— start of SOURCE MATERIAL —

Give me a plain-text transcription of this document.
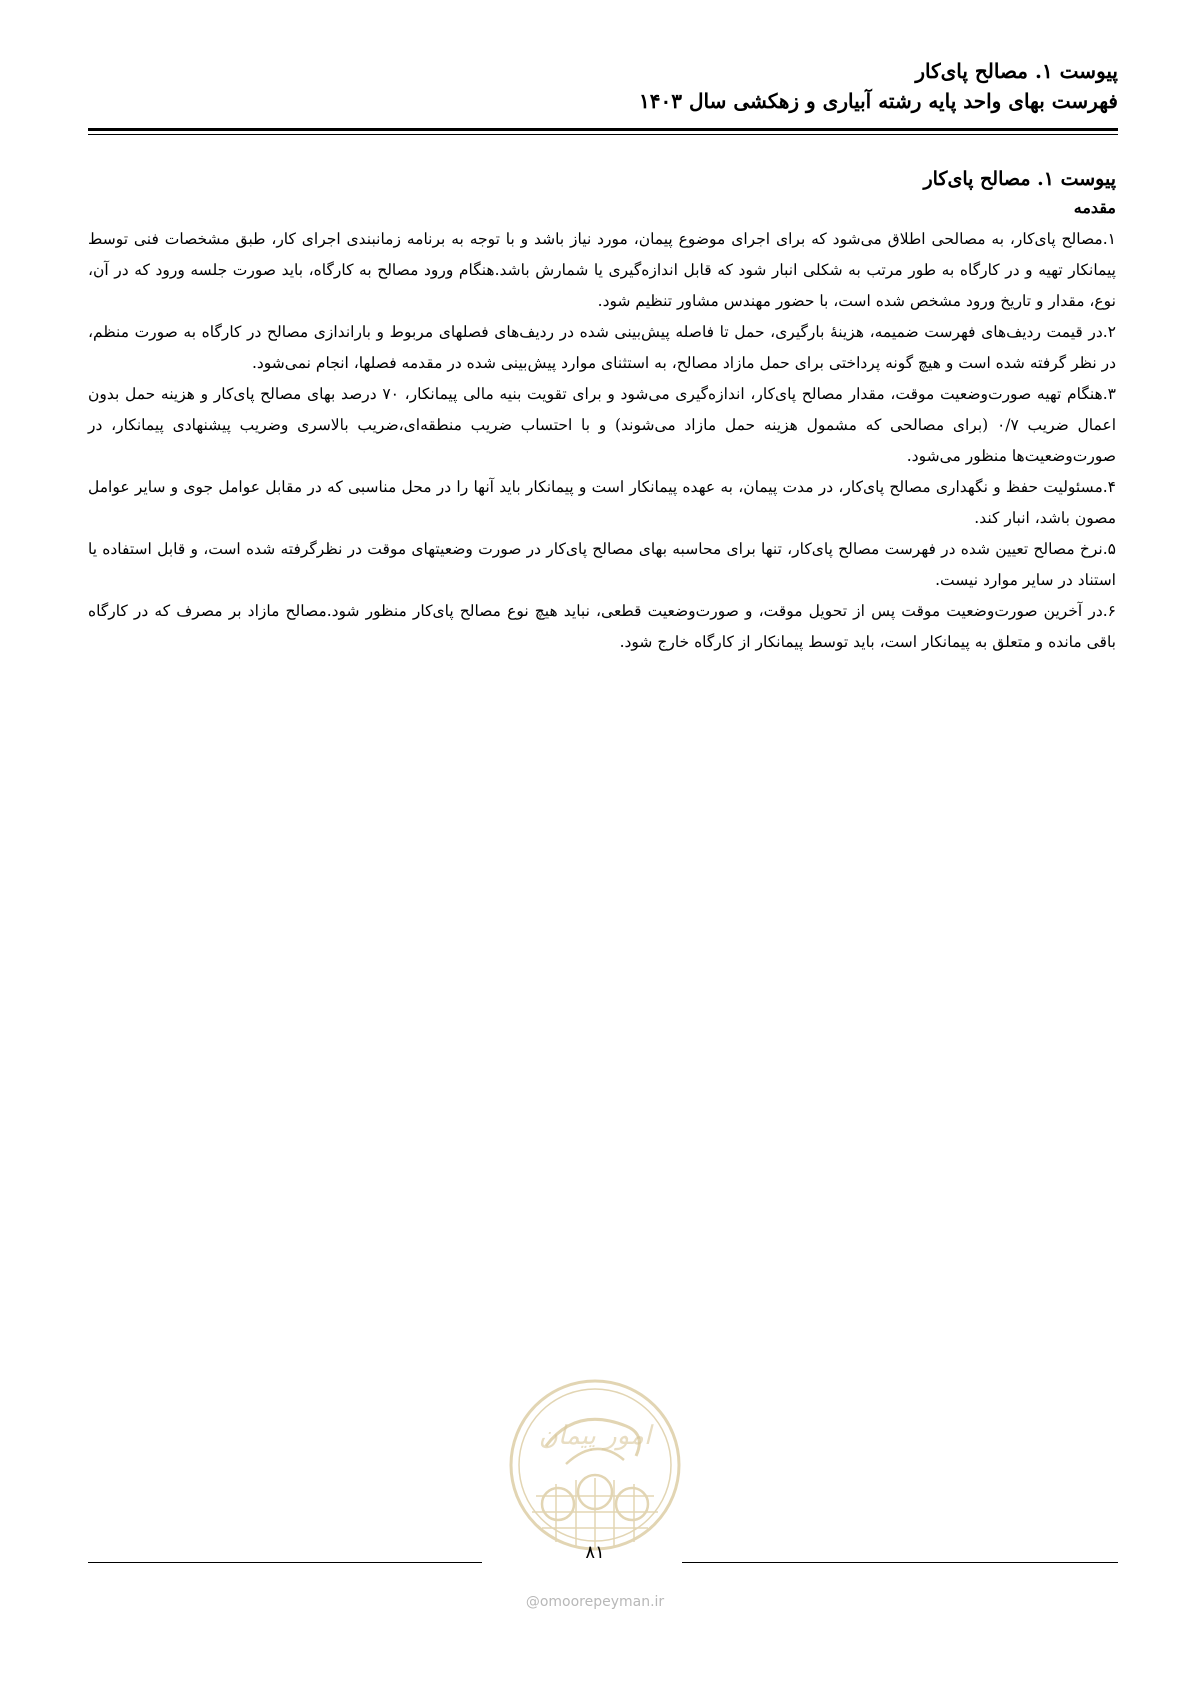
پیوست ۱. مصالح پای‌کار
فهرست بهای واحد پایه رشته آبیاری و زهکشی سال ۱۴۰۳
پیوست ۱. مصالح پای‌کار
مقدمه

۱.مصالح پای‌کار، به مصالحی اطلاق می‌شود که برای اجرای موضوع پیمان، مورد نیاز باشد و با توجه به برنامه زمانبندی اجرای کار، طبق مشخصات فنی توسط پیمانکار تهیه و در کارگاه به طور مرتب به شکلی انبار شود که قابل اندازه‌گیری یا شمارش باشد.هنگام ورود مصالح به کارگاه، باید صورت جلسه ورود که در آن، نوع، مقدار و تاریخ ورود مشخص شده است، با حضور مهندس مشاور تنظیم شود.

۲.در قیمت ردیف‌های فهرست ضمیمه، هزینهٔ بارگیری، حمل تا فاصله پیش‌بینی شده در ردیف‌های فصلهای مربوط و باراندازی مصالح در کارگاه به صورت منظم، در نظر گرفته شده است و هیچ گونه پرداختی برای حمل مازاد مصالح، به استثنای موارد پیش‌بینی شده در مقدمه فصلها، انجام نمی‌شود.

۳.هنگام تهیه صورت‌وضعیت موقت، مقدار مصالح پای‌کار، اندازه‌گیری می‌شود و برای تقویت بنیه مالی پیمانکار، ۷۰ درصد بهای مصالح پای‌کار و هزینه حمل بدون اعمال ضریب ۰/۷ (برای مصالحی که مشمول هزینه حمل مازاد می‌شوند) و با احتساب ضریب منطقه‌ای،ضریب بالاسری وضریب پیشنهادی پیمانکار، در صورت‌وضعیت‌ها منظور می‌شود.

۴.مسئولیت حفظ و نگهداری مصالح پای‌کار، در مدت پیمان، به عهده پیمانکار است و پیمانکار باید آنها را در محل مناسبی که در مقابل عوامل جوی و سایر عوامل مصون باشد، انبار کند.

۵.نرخ مصالح تعیین شده در فهرست مصالح پای‌کار، تنها برای محاسبه بهای مصالح پای‌کار در صورت وضعیتهای موقت در نظرگرفته شده است، و قابل استفاده یا استناد در سایر موارد نیست.

۶.در آخرین صورت‌وضعیت موقت پس از تحویل موقت، و صورت‌وضعیت قطعی، نباید هیچ نوع مصالح پای‌کار منظور شود.مصالح مازاد بر مصرف که در کارگاه باقی مانده و متعلق به پیمانکار است، باید توسط پیمانکار از کارگاه خارج شود.

امور پیمان
۸۱
@omoorepeyman.ir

— end of SOURCE MATERIAL —

◆ **WHAT THE EXERCISE ASKS**: Exclude every picture and copy the remaining data exactly.

◆ **RESPONSE BELOW**:
Give me a plain-text transcription of this document.
پیوست ۱. مصالح پای‌کار
فهرست بهای واحد پایه رشته آبیاری و زهکشی سال ۱۴۰۳
پیوست ۱. مصالح پای‌کار
مقدمه

۱.مصالح پای‌کار، به مصالحی اطلاق می‌شود که برای اجرای موضوع پیمان، مورد نیاز باشد و با توجه به برنامه زمانبندی اجرای کار، طبق مشخصات فنی توسط پیمانکار تهیه و در کارگاه به طور مرتب به شکلی انبار شود که قابل اندازه‌گیری یا شمارش باشد.هنگام ورود مصالح به کارگاه، باید صورت جلسه ورود که در آن، نوع، مقدار و تاریخ ورود مشخص شده است، با حضور مهندس مشاور تنظیم شود.

۲.در قیمت ردیف‌های فهرست ضمیمه، هزینهٔ بارگیری، حمل تا فاصله پیش‌بینی شده در ردیف‌های فصلهای مربوط و باراندازی مصالح در کارگاه به صورت منظم، در نظر گرفته شده است و هیچ گونه پرداختی برای حمل مازاد مصالح، به استثنای موارد پیش‌بینی شده در مقدمه فصلها، انجام نمی‌شود.

۳.هنگام تهیه صورت‌وضعیت موقت، مقدار مصالح پای‌کار، اندازه‌گیری می‌شود و برای تقویت بنیه مالی پیمانکار، ۷۰ درصد بهای مصالح پای‌کار و هزینه حمل بدون اعمال ضریب ۰/۷ (برای مصالحی که مشمول هزینه حمل مازاد می‌شوند) و با احتساب ضریب منطقه‌ای،ضریب بالاسری وضریب پیشنهادی پیمانکار، در صورت‌وضعیت‌ها منظور می‌شود.

۴.مسئولیت حفظ و نگهداری مصالح پای‌کار، در مدت پیمان، به عهده پیمانکار است و پیمانکار باید آنها را در محل مناسبی که در مقابل عوامل جوی و سایر عوامل مصون باشد، انبار کند.

۵.نرخ مصالح تعیین شده در فهرست مصالح پای‌کار، تنها برای محاسبه بهای مصالح پای‌کار در صورت وضعیتهای موقت در نظرگرفته شده است، و قابل استفاده یا استناد در سایر موارد نیست.

۶.در آخرین صورت‌وضعیت موقت پس از تحویل موقت، و صورت‌وضعیت قطعی، نباید هیچ نوع مصالح پای‌کار منظور شود.مصالح مازاد بر مصرف که در کارگاه باقی مانده و متعلق به پیمانکار است، باید توسط پیمانکار از کارگاه خارج شود.

امور پیمان
۸۱
@omoorepeyman.ir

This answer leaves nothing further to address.